■ **Your goal**: Copy each of the entries below faithfully, setting aside any pictures.

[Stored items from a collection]
>> Begin

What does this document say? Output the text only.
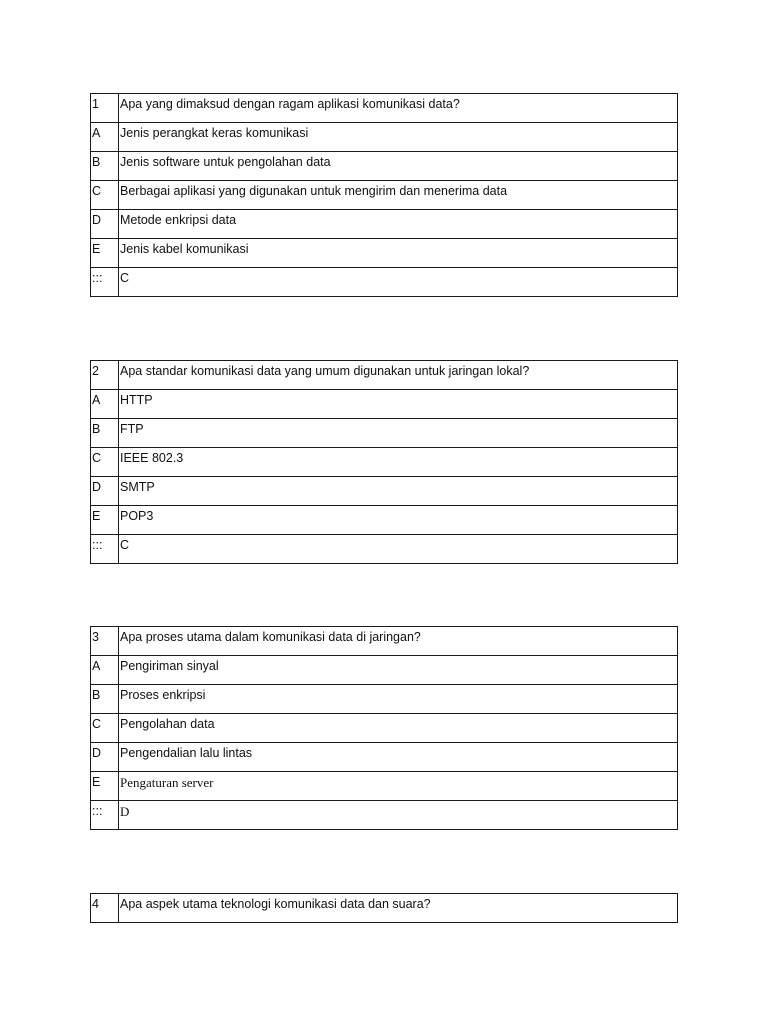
1	Apa yang dimaksud dengan ragam aplikasi komunikasi data?
A	Jenis perangkat keras komunikasi
B	Jenis software untuk pengolahan data
C	Berbagai aplikasi yang digunakan untuk mengirim dan menerima data
D	Metode enkripsi data
E	Jenis kabel komunikasi
:::	C
2	Apa standar komunikasi data yang umum digunakan untuk jaringan lokal?
A	HTTP
B	FTP
C	IEEE 802.3
D	SMTP
E	POP3
:::	C
3	Apa proses utama dalam komunikasi data di jaringan?
A	Pengiriman sinyal
B	Proses enkripsi
C	Pengolahan data
D	Pengendalian lalu lintas
E	Pengaturan server
:::	D
4	Apa aspek utama teknologi komunikasi data dan suara?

>> End

■ **Exercise result**:
What does this document say? Output the text only.
1	Apa yang dimaksud dengan ragam aplikasi komunikasi data?
A	Jenis perangkat keras komunikasi
B	Jenis software untuk pengolahan data
C	Berbagai aplikasi yang digunakan untuk mengirim dan menerima data
D	Metode enkripsi data
E	Jenis kabel komunikasi
:::	C
2	Apa standar komunikasi data yang umum digunakan untuk jaringan lokal?
A	HTTP
B	FTP
C	IEEE 802.3
D	SMTP
E	POP3
:::	C
3	Apa proses utama dalam komunikasi data di jaringan?
A	Pengiriman sinyal
B	Proses enkripsi
C	Pengolahan data
D	Pengendalian lalu lintas
E	Pengaturan server
:::	D
4	Apa aspek utama teknologi komunikasi data dan suara?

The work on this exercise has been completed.